• _TASK DESCRIPTION_: Every entry that follows should be repeated exactly; drop the images.

• _EXERCISE INPUTS_:
------------------------------
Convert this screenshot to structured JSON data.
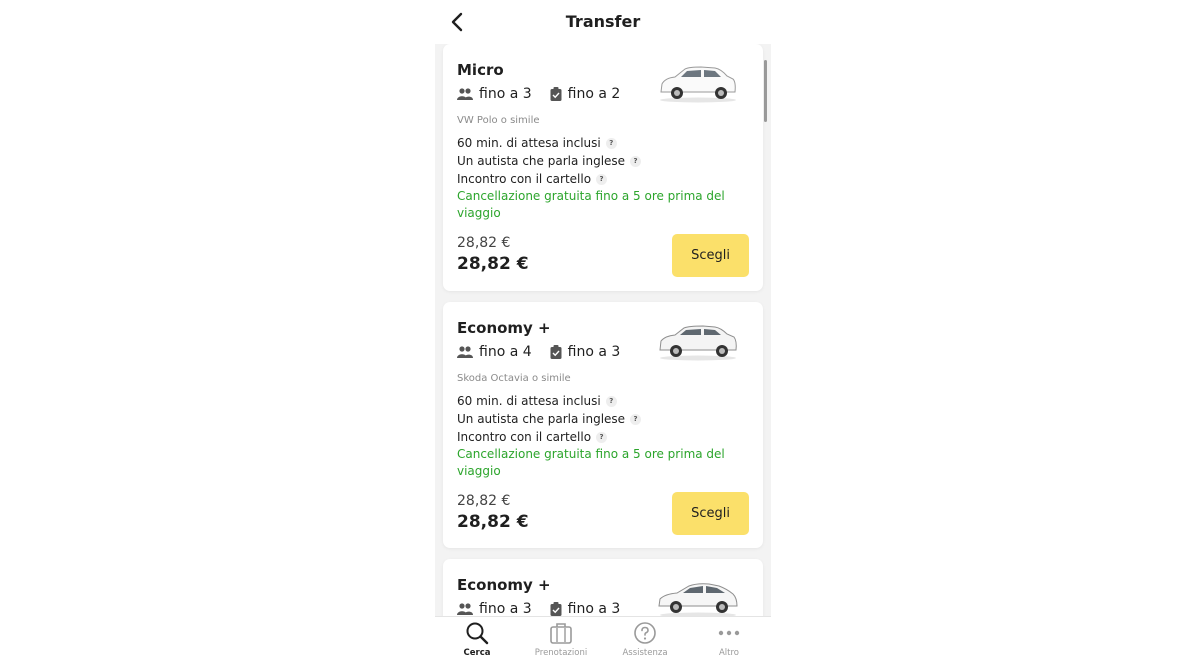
{
  "header": {
    "title": "Transfer"
  },
  "cards": [
    {
      "name": "Micro",
      "passengers": "fino a 3",
      "luggage": "fino a 2",
      "model": "VW Polo o simile",
      "features": [
        "60 min. di attesa inclusi",
        "Un autista che parla inglese",
        "Incontro con il cartello"
      ],
      "help_mark": "?",
      "cancellation": "Cancellazione gratuita fino a 5 ore prima del viaggio",
      "price_old": "28,82 €",
      "price": "28,82 €",
      "button_label": "Scegli"
    },
    {
      "name": "Economy +",
      "passengers": "fino a 4",
      "luggage": "fino a 3",
      "model": "Skoda Octavia o simile",
      "features": [
        "60 min. di attesa inclusi",
        "Un autista che parla inglese",
        "Incontro con il cartello"
      ],
      "help_mark": "?",
      "cancellation": "Cancellazione gratuita fino a 5 ore prima del viaggio",
      "price_old": "28,82 €",
      "price": "28,82 €",
      "button_label": "Scegli"
    },
    {
      "name": "Economy +",
      "passengers": "fino a 3",
      "luggage": "fino a 3"
    }
  ],
  "tabs": [
    {
      "label": "Cerca",
      "icon": "search-icon",
      "active": true
    },
    {
      "label": "Prenotazioni",
      "icon": "suitcase-icon",
      "active": false
    },
    {
      "label": "Assistenza",
      "icon": "help-icon",
      "active": false
    },
    {
      "label": "Altro",
      "icon": "more-icon",
      "active": false
    }
  ],
  "colors": {
    "accent_button": "#fbe06a",
    "cancellation_text": "#2ca52c",
    "background": "#f3f3f3"
  }
}
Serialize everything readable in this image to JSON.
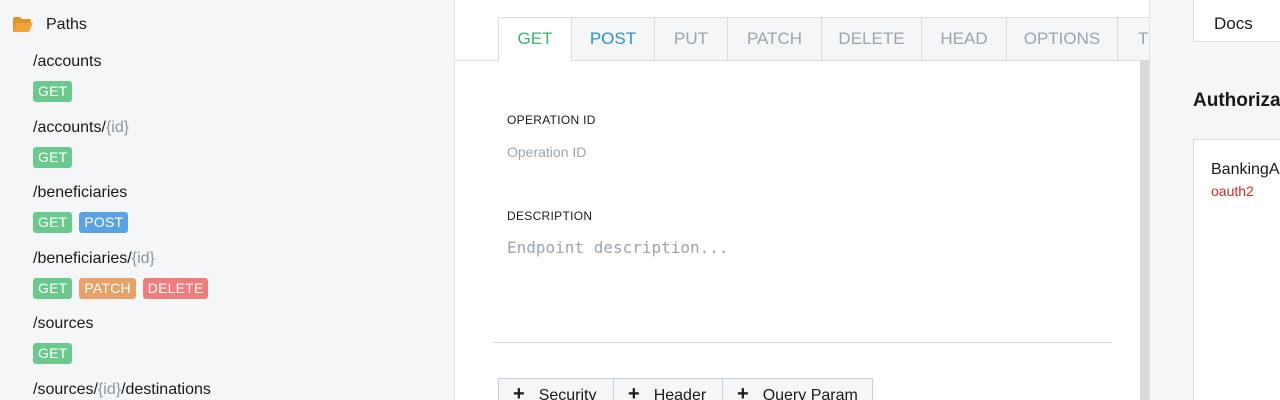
{
  "sidebar": {
    "header": "Paths",
    "paths": [
      {
        "segments": [
          {
            "text": "/accounts",
            "param": false
          }
        ],
        "methods": [
          "GET"
        ]
      },
      {
        "segments": [
          {
            "text": "/accounts/",
            "param": false
          },
          {
            "text": "{id}",
            "param": true
          }
        ],
        "methods": [
          "GET"
        ]
      },
      {
        "segments": [
          {
            "text": "/beneficiaries",
            "param": false
          }
        ],
        "methods": [
          "GET",
          "POST"
        ]
      },
      {
        "segments": [
          {
            "text": "/beneficiaries/",
            "param": false
          },
          {
            "text": "{id}",
            "param": true
          }
        ],
        "methods": [
          "GET",
          "PATCH",
          "DELETE"
        ]
      },
      {
        "segments": [
          {
            "text": "/sources",
            "param": false
          }
        ],
        "methods": [
          "GET"
        ]
      },
      {
        "segments": [
          {
            "text": "/sources/",
            "param": false
          },
          {
            "text": "{id}",
            "param": true
          },
          {
            "text": "/destinations",
            "param": false
          }
        ],
        "methods": []
      }
    ]
  },
  "main": {
    "tabs": [
      "GET",
      "POST",
      "PUT",
      "PATCH",
      "DELETE",
      "HEAD",
      "OPTIONS",
      "T"
    ],
    "active_tab": "GET",
    "operation_id_label": "OPERATION ID",
    "operation_id_placeholder": "Operation ID",
    "operation_id_value": "",
    "description_label": "DESCRIPTION",
    "description_placeholder": "Endpoint description...",
    "description_value": "",
    "add_buttons": [
      "Security",
      "Header",
      "Query Param"
    ]
  },
  "right": {
    "tab": "Docs",
    "heading": "Authorizat",
    "auth_name": "BankingA",
    "auth_type": "oauth2"
  },
  "colors": {
    "get": "#6cc98d",
    "post": "#5aa2e2",
    "patch": "#e8a16a",
    "delete": "#ee7d7d",
    "active_tab_text": "#36b76a",
    "post_tab_text": "#2b8fd6",
    "oauth_text": "#cc2b2b",
    "folder_icon": "#f0a33a"
  },
  "icons": {
    "paths_header": "folder-open-icon",
    "add_button": "plus-icon"
  }
}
------------------------------
• _RIGHT ANSWER_:
Convert this screenshot to structured JSON data.
{
  "header": {
    "title": "Transfer"
  },
  "cards": [
    {
      "name": "Micro",
      "passengers": "fino a 3",
      "luggage": "fino a 2",
      "model": "VW Polo o simile",
      "features": [
        "60 min. di attesa inclusi",
        "Un autista che parla inglese",
        "Incontro con il cartello"
      ],
      "help_mark": "?",
      "cancellation": "Cancellazione gratuita fino a 5 ore prima del viaggio",
      "price_old": "28,82 €",
      "price": "28,82 €",
      "button_label": "Scegli"
    },
    {
      "name": "Economy +",
      "passengers": "fino a 4",
      "luggage": "fino a 3",
      "model": "Skoda Octavia o simile",
      "features": [
        "60 min. di attesa inclusi",
        "Un autista che parla inglese",
        "Incontro con il cartello"
      ],
      "help_mark": "?",
      "cancellation": "Cancellazione gratuita fino a 5 ore prima del viaggio",
      "price_old": "28,82 €",
      "price": "28,82 €",
      "button_label": "Scegli"
    },
    {
      "name": "Economy +",
      "passengers": "fino a 3",
      "luggage": "fino a 3"
    }
  ],
  "tabs": [
    {
      "label": "Cerca",
      "icon": "search-icon",
      "active": true
    },
    {
      "label": "Prenotazioni",
      "icon": "suitcase-icon",
      "active": false
    },
    {
      "label": "Assistenza",
      "icon": "help-icon",
      "active": false
    },
    {
      "label": "Altro",
      "icon": "more-icon",
      "active": false
    }
  ],
  "colors": {
    "accent_button": "#fbe06a",
    "cancellation_text": "#2ca52c",
    "background": "#f3f3f3"
  }
}
Serialize everything readable in this image to JSON.
{
  "sidebar": {
    "header": "Paths",
    "paths": [
      {
        "segments": [
          {
            "text": "/accounts",
            "param": false
          }
        ],
        "methods": [
          "GET"
        ]
      },
      {
        "segments": [
          {
            "text": "/accounts/",
            "param": false
          },
          {
            "text": "{id}",
            "param": true
          }
        ],
        "methods": [
          "GET"
        ]
      },
      {
        "segments": [
          {
            "text": "/beneficiaries",
            "param": false
          }
        ],
        "methods": [
          "GET",
          "POST"
        ]
      },
      {
        "segments": [
          {
            "text": "/beneficiaries/",
            "param": false
          },
          {
            "text": "{id}",
            "param": true
          }
        ],
        "methods": [
          "GET",
          "PATCH",
          "DELETE"
        ]
      },
      {
        "segments": [
          {
            "text": "/sources",
            "param": false
          }
        ],
        "methods": [
          "GET"
        ]
      },
      {
        "segments": [
          {
            "text": "/sources/",
            "param": false
          },
          {
            "text": "{id}",
            "param": true
          },
          {
            "text": "/destinations",
            "param": false
          }
        ],
        "methods": []
      }
    ]
  },
  "main": {
    "tabs": [
      "GET",
      "POST",
      "PUT",
      "PATCH",
      "DELETE",
      "HEAD",
      "OPTIONS",
      "T"
    ],
    "active_tab": "GET",
    "operation_id_label": "OPERATION ID",
    "operation_id_placeholder": "Operation ID",
    "operation_id_value": "",
    "description_label": "DESCRIPTION",
    "description_placeholder": "Endpoint description...",
    "description_value": "",
    "add_buttons": [
      "Security",
      "Header",
      "Query Param"
    ]
  },
  "right": {
    "tab": "Docs",
    "heading": "Authorizat",
    "auth_name": "BankingA",
    "auth_type": "oauth2"
  },
  "colors": {
    "get": "#6cc98d",
    "post": "#5aa2e2",
    "patch": "#e8a16a",
    "delete": "#ee7d7d",
    "active_tab_text": "#36b76a",
    "post_tab_text": "#2b8fd6",
    "oauth_text": "#cc2b2b",
    "folder_icon": "#f0a33a"
  },
  "icons": {
    "paths_header": "folder-open-icon",
    "add_button": "plus-icon"
  }
}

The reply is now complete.